# Task to carry out
Select the lines below containing the word "image".

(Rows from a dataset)

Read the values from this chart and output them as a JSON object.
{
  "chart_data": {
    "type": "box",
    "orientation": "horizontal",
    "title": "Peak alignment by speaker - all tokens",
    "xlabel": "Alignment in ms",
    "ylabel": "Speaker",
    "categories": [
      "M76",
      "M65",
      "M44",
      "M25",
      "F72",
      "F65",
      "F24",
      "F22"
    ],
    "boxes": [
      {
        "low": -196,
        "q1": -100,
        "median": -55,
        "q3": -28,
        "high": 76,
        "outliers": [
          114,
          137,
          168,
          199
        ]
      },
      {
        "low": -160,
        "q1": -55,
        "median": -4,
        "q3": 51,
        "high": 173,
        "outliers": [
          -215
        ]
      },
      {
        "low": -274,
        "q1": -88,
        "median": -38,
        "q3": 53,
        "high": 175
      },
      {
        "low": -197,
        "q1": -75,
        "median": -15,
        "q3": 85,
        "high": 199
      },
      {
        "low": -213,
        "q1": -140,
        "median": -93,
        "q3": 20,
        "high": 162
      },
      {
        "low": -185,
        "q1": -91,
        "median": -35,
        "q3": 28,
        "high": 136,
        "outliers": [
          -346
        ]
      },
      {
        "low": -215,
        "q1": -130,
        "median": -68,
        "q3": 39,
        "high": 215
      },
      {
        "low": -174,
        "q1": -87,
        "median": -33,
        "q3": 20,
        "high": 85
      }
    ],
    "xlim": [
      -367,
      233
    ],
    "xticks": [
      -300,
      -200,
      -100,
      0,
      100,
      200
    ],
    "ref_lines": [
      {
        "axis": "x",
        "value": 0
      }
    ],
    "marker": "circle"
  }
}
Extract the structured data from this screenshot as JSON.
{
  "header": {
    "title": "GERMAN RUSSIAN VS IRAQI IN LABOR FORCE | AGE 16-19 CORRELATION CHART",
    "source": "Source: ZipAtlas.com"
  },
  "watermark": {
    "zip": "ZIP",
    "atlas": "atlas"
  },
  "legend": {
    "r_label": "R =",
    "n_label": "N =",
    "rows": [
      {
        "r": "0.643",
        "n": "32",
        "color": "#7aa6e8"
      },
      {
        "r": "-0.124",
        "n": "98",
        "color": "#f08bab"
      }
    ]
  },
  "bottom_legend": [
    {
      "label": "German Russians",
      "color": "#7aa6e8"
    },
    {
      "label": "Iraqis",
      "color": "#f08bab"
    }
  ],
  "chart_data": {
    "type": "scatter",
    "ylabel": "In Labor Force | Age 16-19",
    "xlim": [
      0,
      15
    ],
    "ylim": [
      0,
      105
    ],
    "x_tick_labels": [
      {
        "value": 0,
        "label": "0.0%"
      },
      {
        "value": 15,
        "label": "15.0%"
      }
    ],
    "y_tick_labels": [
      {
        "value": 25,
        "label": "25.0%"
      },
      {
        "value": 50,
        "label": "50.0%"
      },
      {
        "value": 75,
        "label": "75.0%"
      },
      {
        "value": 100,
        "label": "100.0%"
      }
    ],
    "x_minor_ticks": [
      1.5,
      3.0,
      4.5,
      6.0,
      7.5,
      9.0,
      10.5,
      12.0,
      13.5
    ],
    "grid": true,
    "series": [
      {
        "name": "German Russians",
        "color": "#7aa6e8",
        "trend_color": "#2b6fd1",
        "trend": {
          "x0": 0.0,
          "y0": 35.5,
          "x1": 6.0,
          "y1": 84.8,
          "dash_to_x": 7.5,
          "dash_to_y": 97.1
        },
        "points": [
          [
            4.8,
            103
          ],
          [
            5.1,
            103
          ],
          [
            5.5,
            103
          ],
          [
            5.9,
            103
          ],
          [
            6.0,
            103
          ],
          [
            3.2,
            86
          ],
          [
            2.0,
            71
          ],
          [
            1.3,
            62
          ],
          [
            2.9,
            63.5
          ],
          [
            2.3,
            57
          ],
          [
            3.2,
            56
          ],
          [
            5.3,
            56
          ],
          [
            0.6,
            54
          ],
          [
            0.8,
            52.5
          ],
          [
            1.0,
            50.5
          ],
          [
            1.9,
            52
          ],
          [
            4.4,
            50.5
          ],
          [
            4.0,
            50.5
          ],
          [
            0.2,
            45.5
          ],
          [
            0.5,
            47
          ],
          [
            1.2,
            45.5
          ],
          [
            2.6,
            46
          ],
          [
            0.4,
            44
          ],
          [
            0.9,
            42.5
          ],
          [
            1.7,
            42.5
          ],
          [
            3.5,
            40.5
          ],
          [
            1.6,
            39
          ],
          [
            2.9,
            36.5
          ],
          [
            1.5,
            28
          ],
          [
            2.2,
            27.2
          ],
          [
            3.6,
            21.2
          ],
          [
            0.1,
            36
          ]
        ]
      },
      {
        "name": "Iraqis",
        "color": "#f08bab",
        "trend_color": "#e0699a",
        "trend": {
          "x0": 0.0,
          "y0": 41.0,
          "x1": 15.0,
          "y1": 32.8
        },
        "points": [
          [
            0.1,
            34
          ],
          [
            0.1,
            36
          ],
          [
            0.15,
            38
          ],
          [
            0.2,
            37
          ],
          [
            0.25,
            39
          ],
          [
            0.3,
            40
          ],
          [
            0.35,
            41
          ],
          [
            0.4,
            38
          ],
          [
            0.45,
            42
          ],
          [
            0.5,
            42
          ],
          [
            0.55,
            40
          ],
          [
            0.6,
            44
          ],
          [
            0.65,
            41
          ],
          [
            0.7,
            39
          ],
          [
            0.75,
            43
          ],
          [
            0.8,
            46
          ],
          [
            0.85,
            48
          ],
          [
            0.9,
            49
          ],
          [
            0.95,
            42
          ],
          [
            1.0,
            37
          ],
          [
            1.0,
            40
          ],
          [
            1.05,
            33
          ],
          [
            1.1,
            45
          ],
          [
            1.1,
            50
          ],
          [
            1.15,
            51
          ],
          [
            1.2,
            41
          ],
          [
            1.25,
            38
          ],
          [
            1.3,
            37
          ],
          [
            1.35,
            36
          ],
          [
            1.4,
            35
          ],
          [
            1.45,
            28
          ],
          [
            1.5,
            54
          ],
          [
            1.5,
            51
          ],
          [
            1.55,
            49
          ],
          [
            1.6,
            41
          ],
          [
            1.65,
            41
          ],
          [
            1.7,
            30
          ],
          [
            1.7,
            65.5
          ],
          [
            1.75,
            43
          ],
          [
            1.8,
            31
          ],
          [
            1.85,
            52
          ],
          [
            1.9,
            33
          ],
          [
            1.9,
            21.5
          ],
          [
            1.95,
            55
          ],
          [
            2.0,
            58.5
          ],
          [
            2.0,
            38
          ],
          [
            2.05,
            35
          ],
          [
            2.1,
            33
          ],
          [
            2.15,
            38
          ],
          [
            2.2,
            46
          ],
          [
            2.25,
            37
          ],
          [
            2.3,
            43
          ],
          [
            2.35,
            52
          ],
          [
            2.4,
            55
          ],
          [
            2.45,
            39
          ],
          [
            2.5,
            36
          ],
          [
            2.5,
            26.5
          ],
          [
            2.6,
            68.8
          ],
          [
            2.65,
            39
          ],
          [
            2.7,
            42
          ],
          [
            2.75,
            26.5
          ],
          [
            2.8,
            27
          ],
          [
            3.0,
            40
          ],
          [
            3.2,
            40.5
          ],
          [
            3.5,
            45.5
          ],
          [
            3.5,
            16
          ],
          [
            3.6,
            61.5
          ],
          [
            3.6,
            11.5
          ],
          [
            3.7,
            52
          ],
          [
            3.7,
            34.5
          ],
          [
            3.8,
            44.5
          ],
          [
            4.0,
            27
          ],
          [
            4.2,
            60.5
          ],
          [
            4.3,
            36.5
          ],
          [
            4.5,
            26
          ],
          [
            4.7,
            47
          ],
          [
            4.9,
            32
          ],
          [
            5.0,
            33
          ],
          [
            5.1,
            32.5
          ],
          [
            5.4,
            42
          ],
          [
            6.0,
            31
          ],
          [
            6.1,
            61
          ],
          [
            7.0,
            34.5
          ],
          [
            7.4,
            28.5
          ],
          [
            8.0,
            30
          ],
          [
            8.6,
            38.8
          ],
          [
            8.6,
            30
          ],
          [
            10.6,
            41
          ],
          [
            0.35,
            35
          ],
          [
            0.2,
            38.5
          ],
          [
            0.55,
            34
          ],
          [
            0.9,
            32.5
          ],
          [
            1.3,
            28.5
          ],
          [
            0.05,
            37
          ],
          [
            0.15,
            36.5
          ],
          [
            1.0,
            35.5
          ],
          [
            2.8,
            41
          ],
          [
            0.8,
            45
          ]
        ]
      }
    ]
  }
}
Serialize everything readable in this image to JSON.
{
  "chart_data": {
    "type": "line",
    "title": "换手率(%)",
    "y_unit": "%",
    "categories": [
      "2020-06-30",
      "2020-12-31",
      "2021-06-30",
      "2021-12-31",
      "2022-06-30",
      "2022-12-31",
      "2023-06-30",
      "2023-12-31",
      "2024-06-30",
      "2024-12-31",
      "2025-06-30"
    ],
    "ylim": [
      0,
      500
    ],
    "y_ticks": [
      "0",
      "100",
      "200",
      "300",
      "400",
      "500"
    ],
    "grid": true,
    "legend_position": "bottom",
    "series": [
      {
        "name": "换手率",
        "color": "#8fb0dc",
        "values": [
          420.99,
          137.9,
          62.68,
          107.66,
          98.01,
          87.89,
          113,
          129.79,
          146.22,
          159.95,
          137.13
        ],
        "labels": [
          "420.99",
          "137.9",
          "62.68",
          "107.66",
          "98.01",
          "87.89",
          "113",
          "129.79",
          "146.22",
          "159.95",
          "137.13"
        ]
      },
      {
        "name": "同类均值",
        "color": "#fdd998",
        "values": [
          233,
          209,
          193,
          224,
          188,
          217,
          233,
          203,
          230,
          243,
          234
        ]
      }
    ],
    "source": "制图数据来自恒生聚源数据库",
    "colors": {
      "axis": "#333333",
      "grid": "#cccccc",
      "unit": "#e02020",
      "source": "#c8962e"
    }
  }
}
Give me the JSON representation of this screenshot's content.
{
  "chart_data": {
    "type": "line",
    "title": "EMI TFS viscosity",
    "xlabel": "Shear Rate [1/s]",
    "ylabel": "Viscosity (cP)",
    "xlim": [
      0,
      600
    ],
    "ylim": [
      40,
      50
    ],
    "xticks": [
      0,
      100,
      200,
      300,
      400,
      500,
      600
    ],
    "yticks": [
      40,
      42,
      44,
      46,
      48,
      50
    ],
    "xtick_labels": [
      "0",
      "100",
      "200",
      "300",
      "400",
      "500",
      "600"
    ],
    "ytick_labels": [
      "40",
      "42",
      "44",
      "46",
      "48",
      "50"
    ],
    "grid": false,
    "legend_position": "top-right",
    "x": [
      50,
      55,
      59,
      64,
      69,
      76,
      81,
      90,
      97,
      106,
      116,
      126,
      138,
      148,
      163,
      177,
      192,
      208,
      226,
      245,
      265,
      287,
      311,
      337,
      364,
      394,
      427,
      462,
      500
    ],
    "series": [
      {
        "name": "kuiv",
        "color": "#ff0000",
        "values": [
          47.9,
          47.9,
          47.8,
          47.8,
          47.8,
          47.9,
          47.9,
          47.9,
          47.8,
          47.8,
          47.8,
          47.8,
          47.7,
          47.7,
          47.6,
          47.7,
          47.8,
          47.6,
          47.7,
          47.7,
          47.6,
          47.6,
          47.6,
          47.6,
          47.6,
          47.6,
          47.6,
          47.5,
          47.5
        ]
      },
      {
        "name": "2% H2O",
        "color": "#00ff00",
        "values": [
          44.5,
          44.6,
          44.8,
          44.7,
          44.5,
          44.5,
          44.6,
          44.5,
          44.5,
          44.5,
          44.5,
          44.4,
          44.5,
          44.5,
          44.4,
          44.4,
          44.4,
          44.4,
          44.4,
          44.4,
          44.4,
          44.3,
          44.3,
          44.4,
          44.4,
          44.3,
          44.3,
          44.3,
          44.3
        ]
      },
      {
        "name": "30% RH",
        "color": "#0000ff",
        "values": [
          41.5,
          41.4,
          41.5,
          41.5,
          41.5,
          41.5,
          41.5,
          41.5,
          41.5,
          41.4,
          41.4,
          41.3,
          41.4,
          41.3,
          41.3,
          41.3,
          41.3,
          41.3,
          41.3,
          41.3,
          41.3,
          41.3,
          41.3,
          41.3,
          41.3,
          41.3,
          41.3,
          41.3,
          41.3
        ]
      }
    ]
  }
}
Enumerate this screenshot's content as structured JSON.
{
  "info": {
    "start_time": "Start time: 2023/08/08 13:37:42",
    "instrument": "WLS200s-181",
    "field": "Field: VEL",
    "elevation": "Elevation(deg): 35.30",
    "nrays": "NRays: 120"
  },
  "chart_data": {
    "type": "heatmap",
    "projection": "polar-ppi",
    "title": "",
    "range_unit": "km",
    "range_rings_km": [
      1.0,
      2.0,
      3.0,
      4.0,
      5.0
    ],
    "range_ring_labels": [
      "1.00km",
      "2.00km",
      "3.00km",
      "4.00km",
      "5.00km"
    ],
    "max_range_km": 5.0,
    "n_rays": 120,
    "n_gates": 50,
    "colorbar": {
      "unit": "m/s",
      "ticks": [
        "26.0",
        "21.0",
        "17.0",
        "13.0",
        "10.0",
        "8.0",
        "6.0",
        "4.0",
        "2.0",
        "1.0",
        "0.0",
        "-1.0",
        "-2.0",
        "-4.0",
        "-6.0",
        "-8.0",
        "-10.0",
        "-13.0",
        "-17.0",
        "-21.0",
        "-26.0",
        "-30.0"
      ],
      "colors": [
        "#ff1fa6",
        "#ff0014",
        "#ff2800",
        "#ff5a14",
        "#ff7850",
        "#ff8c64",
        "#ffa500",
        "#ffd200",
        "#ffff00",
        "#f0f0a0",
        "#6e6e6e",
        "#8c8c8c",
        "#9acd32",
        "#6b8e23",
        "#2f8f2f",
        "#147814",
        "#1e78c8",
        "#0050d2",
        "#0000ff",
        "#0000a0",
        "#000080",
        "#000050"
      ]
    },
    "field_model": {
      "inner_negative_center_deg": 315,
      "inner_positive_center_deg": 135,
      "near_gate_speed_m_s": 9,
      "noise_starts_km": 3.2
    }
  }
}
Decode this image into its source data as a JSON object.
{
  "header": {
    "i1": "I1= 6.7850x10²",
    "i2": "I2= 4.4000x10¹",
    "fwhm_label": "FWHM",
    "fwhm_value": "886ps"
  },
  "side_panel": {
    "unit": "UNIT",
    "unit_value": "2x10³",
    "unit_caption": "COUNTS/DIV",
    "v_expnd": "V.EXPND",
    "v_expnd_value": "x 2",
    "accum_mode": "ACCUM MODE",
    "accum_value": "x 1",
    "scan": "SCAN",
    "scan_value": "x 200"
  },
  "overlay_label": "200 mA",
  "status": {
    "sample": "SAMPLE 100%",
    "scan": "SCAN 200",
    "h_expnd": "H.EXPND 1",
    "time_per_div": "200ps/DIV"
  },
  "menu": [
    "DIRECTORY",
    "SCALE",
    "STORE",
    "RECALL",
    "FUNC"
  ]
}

# Solved exercise
Serialize everything readable in this image to JSON.
Decode this image into its source data as a JSON object.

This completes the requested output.